__Short exercise__
In the data below, locate each line with the word "object" and list it.

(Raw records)
========================================

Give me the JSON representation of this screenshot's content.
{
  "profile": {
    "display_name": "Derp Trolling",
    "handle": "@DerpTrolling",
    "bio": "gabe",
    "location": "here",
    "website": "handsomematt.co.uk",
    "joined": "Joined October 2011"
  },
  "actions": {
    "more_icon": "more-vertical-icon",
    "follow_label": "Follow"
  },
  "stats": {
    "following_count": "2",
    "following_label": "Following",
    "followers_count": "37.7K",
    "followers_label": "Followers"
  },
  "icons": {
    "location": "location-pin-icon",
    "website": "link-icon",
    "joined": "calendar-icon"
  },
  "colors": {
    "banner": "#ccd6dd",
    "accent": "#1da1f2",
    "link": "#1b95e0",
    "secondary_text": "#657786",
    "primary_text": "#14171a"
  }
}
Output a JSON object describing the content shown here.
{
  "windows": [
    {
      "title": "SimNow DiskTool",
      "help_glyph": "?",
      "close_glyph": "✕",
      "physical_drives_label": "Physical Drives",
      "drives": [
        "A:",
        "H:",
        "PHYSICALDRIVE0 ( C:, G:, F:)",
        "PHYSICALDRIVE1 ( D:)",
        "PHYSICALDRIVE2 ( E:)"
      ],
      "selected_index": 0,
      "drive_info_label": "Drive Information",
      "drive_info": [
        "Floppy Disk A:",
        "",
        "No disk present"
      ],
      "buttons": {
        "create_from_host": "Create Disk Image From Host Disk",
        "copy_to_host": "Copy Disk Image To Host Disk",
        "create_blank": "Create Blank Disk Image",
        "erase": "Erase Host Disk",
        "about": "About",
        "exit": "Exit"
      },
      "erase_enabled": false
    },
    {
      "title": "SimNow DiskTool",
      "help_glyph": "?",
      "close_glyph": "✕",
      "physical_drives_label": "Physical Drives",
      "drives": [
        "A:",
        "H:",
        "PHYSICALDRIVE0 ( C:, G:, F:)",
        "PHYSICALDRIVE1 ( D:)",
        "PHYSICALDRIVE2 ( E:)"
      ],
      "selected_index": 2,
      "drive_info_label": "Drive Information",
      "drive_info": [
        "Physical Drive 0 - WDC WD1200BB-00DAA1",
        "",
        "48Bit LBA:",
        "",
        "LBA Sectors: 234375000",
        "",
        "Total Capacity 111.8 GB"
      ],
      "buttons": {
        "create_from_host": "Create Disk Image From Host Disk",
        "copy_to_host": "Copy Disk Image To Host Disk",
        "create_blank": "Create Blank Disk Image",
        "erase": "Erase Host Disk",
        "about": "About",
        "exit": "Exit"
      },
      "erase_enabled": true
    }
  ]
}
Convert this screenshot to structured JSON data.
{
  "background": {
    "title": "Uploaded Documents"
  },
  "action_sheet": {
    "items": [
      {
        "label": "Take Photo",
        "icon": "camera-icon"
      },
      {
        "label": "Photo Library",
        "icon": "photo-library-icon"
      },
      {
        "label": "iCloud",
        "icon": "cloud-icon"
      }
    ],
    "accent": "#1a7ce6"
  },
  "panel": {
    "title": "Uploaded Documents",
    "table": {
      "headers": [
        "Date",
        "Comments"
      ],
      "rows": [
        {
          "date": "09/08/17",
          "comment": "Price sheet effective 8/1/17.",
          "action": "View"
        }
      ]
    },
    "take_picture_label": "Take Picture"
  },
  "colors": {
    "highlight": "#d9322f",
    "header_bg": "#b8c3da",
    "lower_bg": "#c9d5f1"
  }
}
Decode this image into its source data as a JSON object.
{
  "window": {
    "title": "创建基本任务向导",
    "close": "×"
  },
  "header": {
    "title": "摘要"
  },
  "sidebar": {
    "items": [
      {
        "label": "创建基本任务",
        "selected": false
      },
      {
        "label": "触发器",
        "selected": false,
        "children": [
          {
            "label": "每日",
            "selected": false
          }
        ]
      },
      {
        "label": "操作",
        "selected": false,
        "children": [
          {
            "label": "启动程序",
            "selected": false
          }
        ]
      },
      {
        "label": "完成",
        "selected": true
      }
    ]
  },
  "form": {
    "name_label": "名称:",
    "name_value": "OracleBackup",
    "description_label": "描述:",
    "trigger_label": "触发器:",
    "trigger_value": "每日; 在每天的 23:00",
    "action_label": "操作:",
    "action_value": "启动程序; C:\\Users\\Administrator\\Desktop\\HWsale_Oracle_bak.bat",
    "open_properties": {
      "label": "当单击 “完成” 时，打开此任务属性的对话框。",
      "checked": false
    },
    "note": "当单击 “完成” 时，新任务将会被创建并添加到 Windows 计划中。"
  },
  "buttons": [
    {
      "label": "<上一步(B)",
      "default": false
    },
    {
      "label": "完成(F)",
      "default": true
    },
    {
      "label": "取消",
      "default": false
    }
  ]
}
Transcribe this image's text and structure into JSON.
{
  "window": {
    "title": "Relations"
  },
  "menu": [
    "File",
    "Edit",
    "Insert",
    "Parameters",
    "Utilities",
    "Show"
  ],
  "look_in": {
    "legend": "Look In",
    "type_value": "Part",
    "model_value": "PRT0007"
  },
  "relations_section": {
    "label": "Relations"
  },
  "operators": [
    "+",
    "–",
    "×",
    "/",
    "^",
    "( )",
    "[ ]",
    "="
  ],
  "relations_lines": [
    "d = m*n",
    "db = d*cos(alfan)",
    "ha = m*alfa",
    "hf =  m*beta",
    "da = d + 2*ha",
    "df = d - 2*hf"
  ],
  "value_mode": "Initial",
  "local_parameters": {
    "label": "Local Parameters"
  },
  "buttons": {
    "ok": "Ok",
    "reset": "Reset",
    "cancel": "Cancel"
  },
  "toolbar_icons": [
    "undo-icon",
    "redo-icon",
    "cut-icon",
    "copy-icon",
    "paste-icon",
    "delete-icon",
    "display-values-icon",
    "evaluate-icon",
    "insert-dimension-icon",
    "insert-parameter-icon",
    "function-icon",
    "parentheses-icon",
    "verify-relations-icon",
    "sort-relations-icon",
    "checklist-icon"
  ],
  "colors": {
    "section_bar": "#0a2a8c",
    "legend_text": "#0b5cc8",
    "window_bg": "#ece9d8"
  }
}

========================================

__Exercise response__
Output a JSON object describing the content shown here.
Decode this image into its source data as a JSON object.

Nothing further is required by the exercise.